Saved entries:
— start —
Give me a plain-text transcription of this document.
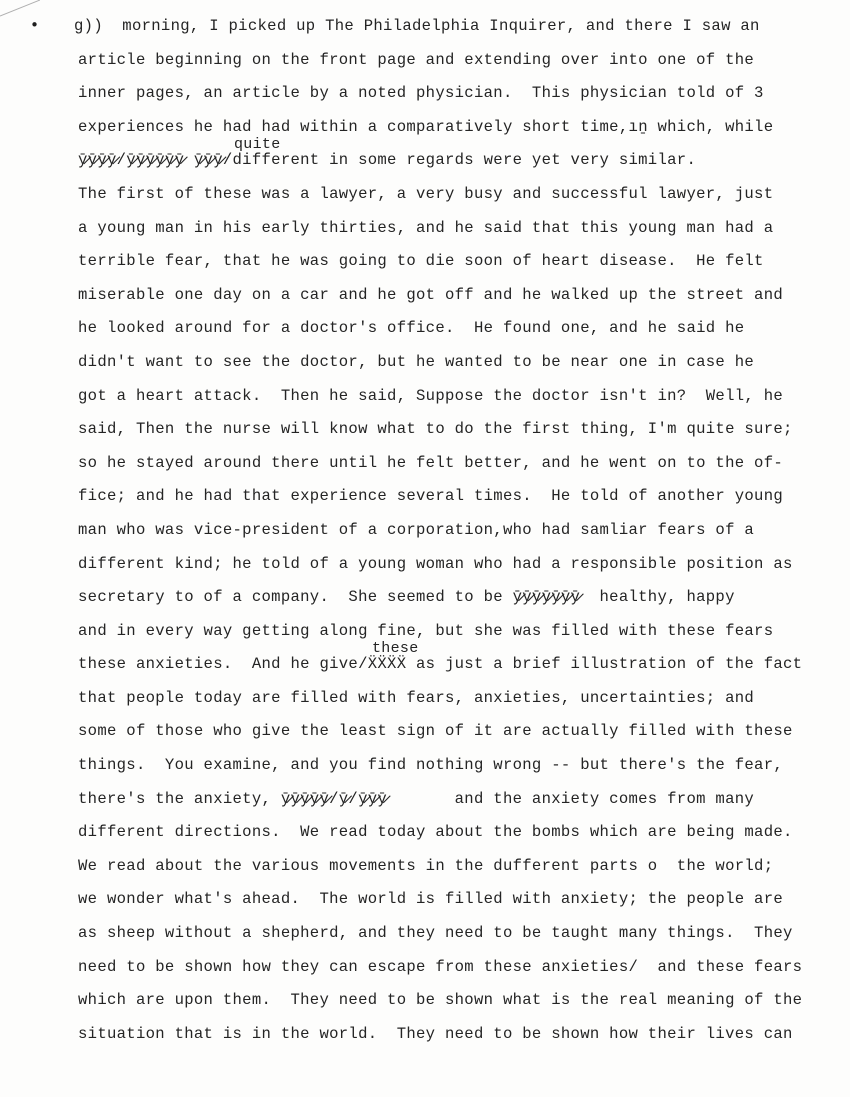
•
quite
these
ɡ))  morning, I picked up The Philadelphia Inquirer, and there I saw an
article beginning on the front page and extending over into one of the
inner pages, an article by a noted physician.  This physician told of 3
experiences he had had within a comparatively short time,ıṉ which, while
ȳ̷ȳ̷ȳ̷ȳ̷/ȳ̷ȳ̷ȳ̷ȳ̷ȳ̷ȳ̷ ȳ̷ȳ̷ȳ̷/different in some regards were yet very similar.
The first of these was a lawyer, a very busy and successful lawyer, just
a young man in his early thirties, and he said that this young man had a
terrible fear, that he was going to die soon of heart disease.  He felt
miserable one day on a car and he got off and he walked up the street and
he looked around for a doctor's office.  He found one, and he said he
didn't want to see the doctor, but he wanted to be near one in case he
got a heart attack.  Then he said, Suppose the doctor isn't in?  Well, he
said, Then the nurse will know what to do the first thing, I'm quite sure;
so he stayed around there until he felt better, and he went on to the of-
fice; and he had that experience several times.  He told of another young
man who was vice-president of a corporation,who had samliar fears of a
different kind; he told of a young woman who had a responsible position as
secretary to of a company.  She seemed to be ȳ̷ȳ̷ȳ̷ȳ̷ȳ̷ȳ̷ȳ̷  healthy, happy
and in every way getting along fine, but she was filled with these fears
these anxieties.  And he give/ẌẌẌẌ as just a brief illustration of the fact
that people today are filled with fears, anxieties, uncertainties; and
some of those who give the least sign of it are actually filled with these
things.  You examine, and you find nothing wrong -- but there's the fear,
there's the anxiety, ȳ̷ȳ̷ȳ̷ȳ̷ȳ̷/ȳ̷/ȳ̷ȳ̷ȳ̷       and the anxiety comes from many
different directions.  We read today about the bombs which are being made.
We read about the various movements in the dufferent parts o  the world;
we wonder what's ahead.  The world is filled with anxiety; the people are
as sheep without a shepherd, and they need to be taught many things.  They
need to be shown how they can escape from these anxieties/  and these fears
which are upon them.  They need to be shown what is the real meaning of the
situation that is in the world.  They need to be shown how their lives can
— end —
Brief:
The answer is a single number, the count of lines in the records that contain the string "said".

Written reply:
4